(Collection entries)
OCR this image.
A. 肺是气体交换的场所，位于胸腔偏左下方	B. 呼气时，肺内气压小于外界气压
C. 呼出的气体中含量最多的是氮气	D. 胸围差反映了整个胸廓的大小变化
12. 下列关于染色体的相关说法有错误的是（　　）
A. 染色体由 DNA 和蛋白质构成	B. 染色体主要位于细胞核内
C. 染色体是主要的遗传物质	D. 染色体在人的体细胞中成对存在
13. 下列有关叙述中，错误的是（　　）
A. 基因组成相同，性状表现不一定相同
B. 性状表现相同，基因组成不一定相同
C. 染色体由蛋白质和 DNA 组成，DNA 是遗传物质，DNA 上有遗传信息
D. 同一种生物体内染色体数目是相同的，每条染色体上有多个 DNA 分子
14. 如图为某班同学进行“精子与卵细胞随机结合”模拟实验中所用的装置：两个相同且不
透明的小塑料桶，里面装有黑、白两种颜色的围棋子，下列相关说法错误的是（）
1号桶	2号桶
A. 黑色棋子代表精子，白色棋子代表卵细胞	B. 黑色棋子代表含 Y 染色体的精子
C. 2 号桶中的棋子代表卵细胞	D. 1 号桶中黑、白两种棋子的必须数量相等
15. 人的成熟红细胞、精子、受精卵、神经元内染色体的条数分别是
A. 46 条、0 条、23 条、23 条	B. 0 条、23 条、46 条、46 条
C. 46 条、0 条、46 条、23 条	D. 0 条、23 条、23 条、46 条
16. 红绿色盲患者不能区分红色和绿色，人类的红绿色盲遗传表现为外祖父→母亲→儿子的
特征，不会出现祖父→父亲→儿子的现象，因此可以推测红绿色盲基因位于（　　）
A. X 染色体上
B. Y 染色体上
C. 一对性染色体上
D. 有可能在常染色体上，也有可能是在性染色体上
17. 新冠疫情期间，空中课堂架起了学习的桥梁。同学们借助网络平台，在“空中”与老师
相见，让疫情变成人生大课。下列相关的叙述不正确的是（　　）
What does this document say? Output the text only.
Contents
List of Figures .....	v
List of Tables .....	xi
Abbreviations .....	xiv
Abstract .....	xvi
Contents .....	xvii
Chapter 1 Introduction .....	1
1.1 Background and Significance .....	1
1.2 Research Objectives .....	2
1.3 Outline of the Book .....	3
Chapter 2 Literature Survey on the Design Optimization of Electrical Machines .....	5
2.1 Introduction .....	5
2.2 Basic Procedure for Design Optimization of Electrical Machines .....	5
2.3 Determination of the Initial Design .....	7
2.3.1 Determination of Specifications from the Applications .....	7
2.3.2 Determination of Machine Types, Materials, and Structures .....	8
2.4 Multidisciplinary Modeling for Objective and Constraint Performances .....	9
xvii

Task instructions: Transcribe each entry exactly.

Reply to the task:
OCR this image.
A. 肺是气体交换的场所，位于胸腔偏左下方	B. 呼气时，肺内气压小于外界气压
C. 呼出的气体中含量最多的是氮气	D. 胸围差反映了整个胸廓的大小变化
12. 下列关于染色体的相关说法有错误的是（　　）
A. 染色体由 DNA 和蛋白质构成	B. 染色体主要位于细胞核内
C. 染色体是主要的遗传物质	D. 染色体在人的体细胞中成对存在
13. 下列有关叙述中，错误的是（　　）
A. 基因组成相同，性状表现不一定相同
B. 性状表现相同，基因组成不一定相同
C. 染色体由蛋白质和 DNA 组成，DNA 是遗传物质，DNA 上有遗传信息
D. 同一种生物体内染色体数目是相同的，每条染色体上有多个 DNA 分子
14. 如图为某班同学进行“精子与卵细胞随机结合”模拟实验中所用的装置：两个相同且不
透明的小塑料桶，里面装有黑、白两种颜色的围棋子，下列相关说法错误的是（）
1号桶	2号桶
A. 黑色棋子代表精子，白色棋子代表卵细胞	B. 黑色棋子代表含 Y 染色体的精子
C. 2 号桶中的棋子代表卵细胞	D. 1 号桶中黑、白两种棋子的必须数量相等
15. 人的成熟红细胞、精子、受精卵、神经元内染色体的条数分别是
A. 46 条、0 条、23 条、23 条	B. 0 条、23 条、46 条、46 条
C. 46 条、0 条、46 条、23 条	D. 0 条、23 条、23 条、46 条
16. 红绿色盲患者不能区分红色和绿色，人类的红绿色盲遗传表现为外祖父→母亲→儿子的
特征，不会出现祖父→父亲→儿子的现象，因此可以推测红绿色盲基因位于（　　）
A. X 染色体上
B. Y 染色体上
C. 一对性染色体上
D. 有可能在常染色体上，也有可能是在性染色体上
17. 新冠疫情期间，空中课堂架起了学习的桥梁。同学们借助网络平台，在“空中”与老师
相见，让疫情变成人生大课。下列相关的叙述不正确的是（　　）
What does this document say? Output the text only.
Contents
List of Figures .....	v
List of Tables .....	xi
Abbreviations .....	xiv
Abstract .....	xvi
Contents .....	xvii
Chapter 1 Introduction .....	1
1.1 Background and Significance .....	1
1.2 Research Objectives .....	2
1.3 Outline of the Book .....	3
Chapter 2 Literature Survey on the Design Optimization of Electrical Machines .....	5
2.1 Introduction .....	5
2.2 Basic Procedure for Design Optimization of Electrical Machines .....	5
2.3 Determination of the Initial Design .....	7
2.3.1 Determination of Specifications from the Applications .....	7
2.3.2 Determination of Machine Types, Materials, and Structures .....	8
2.4 Multidisciplinary Modeling for Objective and Constraint Performances .....	9
xvii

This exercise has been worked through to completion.